** START OF MATERIALS PROVIDED **

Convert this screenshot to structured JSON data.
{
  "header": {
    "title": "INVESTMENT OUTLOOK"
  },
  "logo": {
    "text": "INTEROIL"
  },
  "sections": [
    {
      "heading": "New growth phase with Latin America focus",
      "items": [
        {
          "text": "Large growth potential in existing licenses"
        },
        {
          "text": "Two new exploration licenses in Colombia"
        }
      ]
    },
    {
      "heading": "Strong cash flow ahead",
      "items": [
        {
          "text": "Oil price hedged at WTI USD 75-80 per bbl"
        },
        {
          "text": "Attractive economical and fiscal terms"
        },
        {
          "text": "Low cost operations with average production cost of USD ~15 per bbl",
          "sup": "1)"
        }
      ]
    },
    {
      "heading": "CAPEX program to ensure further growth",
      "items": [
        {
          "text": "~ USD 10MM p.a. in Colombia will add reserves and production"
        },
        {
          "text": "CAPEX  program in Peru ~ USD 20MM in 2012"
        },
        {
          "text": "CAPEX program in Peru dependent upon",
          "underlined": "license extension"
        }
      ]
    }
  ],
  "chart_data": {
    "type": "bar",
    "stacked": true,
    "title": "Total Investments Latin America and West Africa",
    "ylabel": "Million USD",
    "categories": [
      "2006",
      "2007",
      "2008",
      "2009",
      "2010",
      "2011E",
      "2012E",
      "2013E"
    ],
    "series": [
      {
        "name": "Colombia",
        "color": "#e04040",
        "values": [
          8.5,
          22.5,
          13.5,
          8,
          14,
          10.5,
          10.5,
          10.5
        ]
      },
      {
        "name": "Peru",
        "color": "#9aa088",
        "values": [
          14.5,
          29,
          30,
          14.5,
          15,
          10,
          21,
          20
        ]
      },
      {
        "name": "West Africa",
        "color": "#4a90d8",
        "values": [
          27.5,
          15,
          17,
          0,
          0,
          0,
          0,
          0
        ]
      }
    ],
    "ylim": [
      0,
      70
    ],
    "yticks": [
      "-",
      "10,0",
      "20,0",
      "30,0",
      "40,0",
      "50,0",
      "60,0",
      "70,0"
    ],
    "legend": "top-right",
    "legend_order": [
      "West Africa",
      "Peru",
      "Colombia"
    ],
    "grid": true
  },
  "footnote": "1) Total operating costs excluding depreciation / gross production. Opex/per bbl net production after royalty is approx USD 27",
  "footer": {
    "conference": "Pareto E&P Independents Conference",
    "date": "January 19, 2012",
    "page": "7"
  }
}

** END OF MATERIALS PROVIDED **

- [REQUIREMENT] Gather every line from the entries above where the word "West" appears, and copy them.

- [EXERCISE RESPONSE]
    "title": "Total Investments Latin America and West Africa",
        "name": "West Africa",
      "West Africa",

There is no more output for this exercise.